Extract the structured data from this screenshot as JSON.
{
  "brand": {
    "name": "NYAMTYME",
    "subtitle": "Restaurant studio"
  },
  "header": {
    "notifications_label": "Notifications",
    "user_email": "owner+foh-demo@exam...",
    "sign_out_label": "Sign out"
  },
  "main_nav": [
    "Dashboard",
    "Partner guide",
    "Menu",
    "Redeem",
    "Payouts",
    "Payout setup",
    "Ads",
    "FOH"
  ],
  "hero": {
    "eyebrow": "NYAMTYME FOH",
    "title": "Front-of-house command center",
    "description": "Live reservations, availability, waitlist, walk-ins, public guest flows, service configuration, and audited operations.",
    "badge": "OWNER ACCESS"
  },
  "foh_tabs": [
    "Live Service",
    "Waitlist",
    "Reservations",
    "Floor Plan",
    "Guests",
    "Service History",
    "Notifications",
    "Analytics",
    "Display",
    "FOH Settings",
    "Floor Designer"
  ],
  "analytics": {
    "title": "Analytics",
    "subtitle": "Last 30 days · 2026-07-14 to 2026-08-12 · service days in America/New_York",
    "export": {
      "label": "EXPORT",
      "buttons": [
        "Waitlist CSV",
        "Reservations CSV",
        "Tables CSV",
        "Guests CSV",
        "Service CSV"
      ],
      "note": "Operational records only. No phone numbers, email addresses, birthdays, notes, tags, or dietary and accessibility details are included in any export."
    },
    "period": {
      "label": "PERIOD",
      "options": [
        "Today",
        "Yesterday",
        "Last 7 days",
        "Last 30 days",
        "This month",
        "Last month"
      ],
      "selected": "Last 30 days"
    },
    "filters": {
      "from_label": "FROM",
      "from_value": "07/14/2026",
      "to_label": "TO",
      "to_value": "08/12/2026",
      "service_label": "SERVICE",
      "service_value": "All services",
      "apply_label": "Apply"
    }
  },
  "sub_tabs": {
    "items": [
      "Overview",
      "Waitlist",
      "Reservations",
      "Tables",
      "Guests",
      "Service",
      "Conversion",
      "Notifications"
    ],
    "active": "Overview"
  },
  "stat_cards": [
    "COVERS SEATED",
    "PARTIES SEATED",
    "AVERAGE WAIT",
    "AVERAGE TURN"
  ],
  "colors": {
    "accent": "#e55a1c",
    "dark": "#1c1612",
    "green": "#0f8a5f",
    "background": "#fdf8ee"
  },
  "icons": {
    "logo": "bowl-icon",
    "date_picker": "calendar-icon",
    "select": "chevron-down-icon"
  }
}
◇ ◇ ◇
> _What is being asked_
Scan the material above for the string "Last" and return the lines that hold it.

> _Solution below_
    "subtitle": "Last 30 days · 2026-07-14 to 2026-08-12 · service days in America/New_York",
        "Last 7 days",
        "Last 30 days",
        "Last month"
      "selected": "Last 30 days"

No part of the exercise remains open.